| STATED GOAL |
Copy each line of the records that holds the string "فقال".

[Data records]

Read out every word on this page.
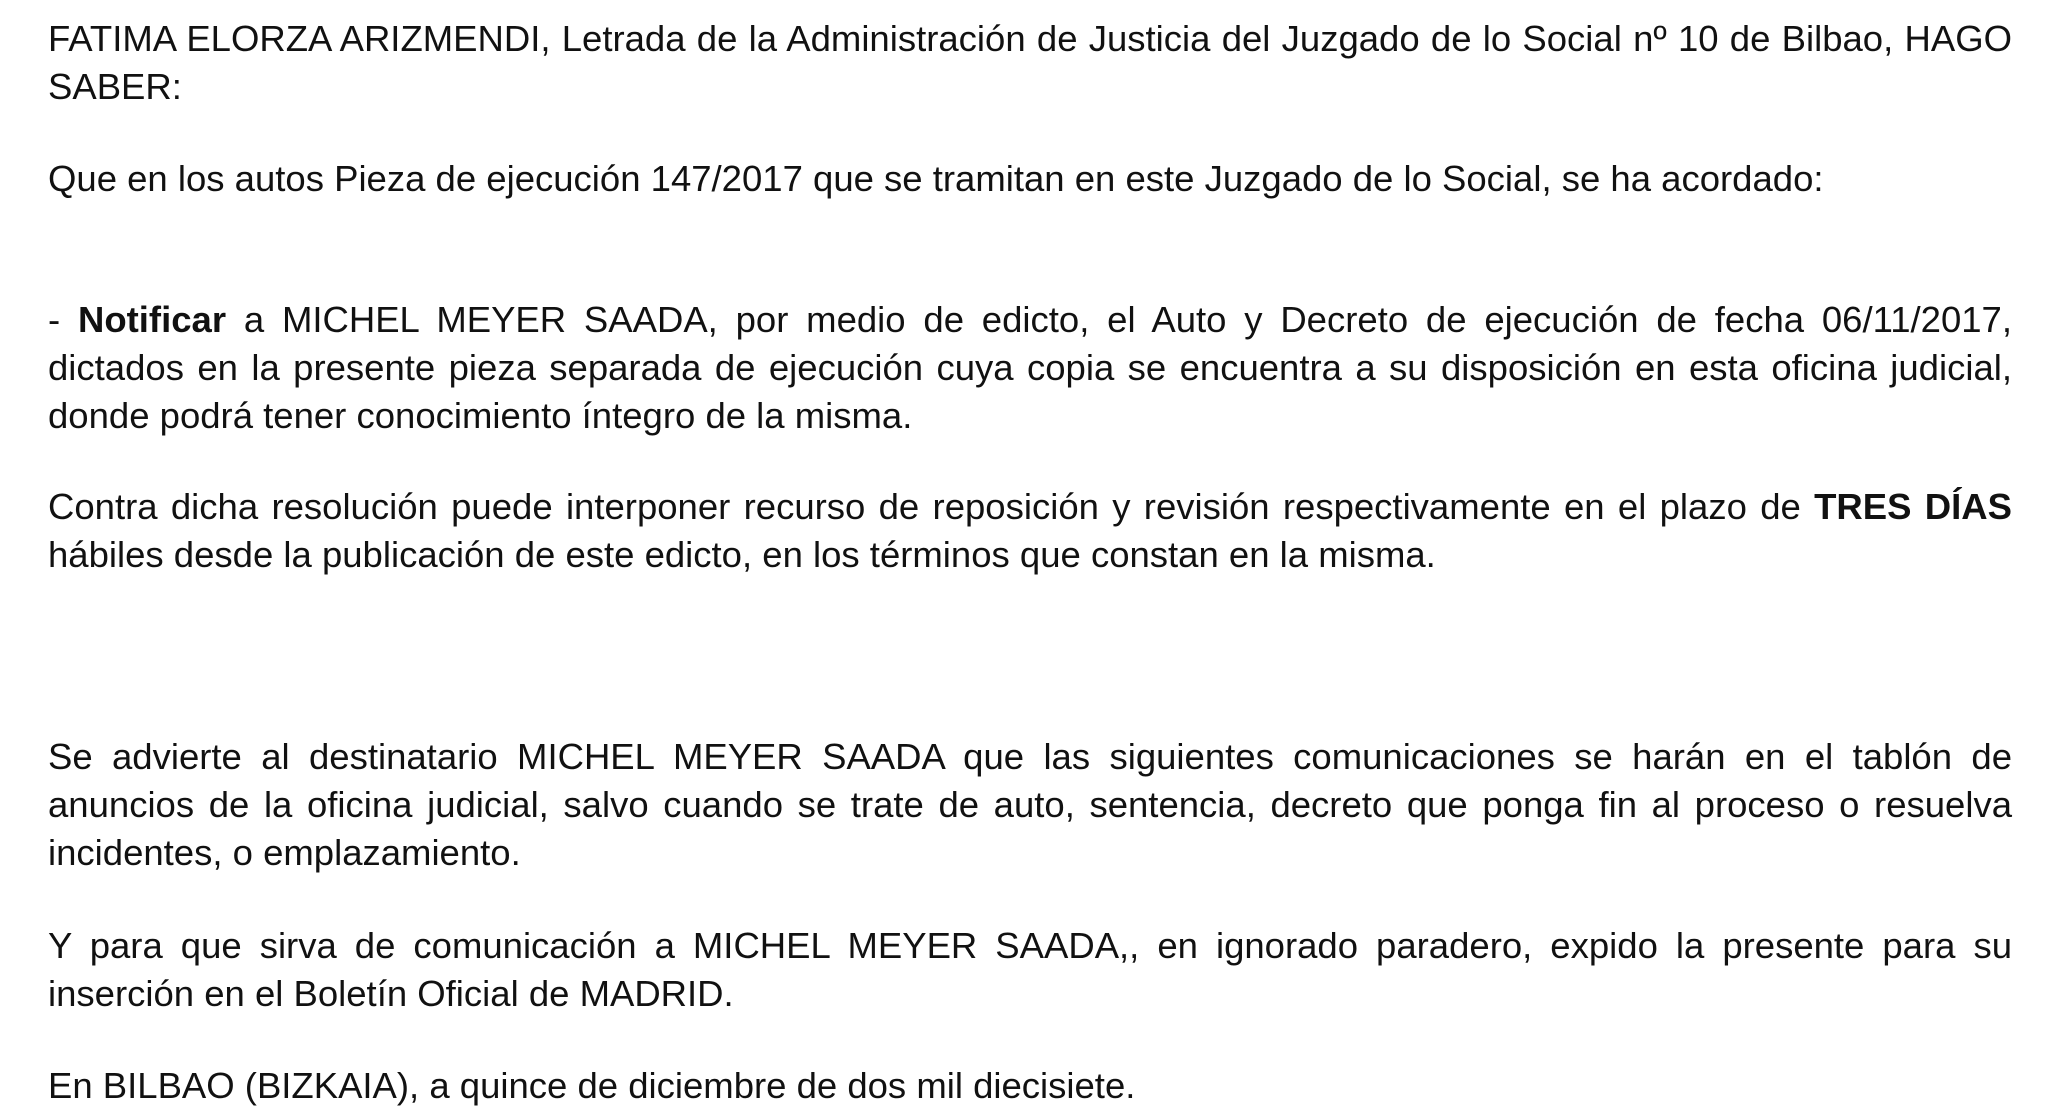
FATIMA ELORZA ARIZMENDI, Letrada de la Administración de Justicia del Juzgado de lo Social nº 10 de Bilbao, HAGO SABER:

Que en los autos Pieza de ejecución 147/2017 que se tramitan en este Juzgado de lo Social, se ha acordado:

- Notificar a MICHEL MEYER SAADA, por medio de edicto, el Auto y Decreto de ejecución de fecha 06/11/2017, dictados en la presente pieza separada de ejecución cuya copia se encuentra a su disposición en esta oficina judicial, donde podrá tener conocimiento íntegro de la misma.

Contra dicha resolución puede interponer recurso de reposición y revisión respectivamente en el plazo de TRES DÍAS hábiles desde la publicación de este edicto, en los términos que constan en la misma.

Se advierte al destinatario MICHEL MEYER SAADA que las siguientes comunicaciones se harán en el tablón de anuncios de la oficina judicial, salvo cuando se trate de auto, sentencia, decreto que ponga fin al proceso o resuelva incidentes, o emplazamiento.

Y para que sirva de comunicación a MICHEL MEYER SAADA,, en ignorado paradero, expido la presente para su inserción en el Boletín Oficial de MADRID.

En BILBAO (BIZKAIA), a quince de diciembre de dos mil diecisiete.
...
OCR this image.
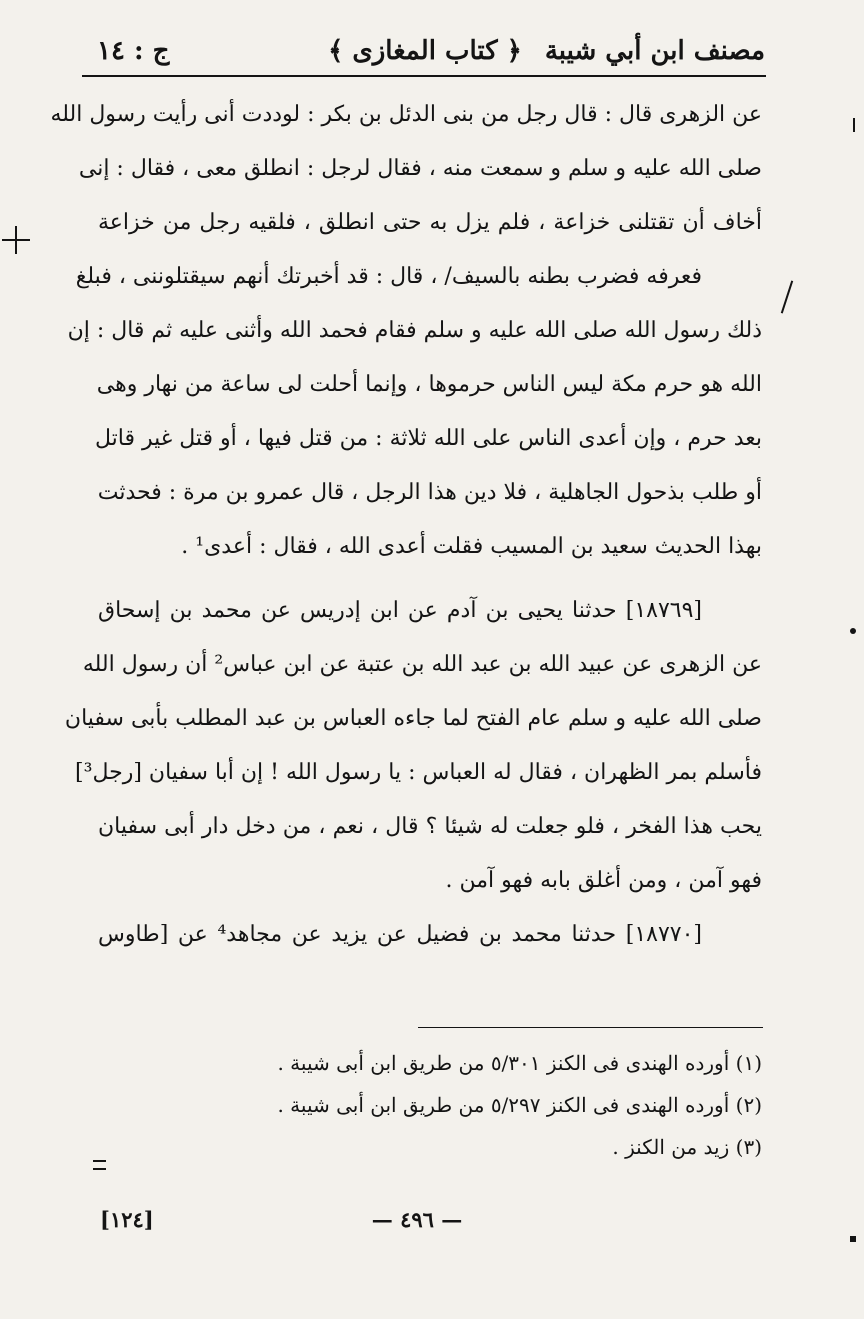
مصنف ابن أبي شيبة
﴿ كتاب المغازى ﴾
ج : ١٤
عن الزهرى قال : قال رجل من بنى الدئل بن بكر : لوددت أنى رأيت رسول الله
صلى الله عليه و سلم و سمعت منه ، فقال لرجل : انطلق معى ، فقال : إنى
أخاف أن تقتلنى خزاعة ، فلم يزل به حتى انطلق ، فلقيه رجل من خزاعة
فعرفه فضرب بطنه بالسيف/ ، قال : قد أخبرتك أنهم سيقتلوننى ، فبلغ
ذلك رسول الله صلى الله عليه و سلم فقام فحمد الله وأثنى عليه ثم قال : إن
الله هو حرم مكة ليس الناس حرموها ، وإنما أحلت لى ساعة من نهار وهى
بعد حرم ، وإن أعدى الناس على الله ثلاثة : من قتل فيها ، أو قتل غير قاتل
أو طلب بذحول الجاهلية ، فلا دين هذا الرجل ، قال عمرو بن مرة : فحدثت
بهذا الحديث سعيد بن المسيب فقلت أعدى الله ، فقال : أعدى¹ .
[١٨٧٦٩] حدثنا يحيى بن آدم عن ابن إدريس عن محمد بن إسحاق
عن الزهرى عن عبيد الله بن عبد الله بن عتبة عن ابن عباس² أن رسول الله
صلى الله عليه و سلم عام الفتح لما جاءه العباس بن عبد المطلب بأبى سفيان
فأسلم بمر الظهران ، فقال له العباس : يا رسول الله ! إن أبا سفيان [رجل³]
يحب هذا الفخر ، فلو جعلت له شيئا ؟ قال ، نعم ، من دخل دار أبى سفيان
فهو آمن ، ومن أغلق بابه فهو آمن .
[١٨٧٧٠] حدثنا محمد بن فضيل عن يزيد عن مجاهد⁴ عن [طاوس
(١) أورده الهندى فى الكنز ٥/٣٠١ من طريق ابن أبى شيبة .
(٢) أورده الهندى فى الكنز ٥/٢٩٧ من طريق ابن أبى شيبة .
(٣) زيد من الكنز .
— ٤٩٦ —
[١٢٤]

| TASK RESULT |
صلى الله عليه و سلم و سمعت منه ، فقال لرجل : انطلق معى ، فقال : إنى
بهذا الحديث سعيد بن المسيب فقلت أعدى الله ، فقال : أعدى¹ .
فأسلم بمر الظهران ، فقال له العباس : يا رسول الله ! إن أبا سفيان [رجل³]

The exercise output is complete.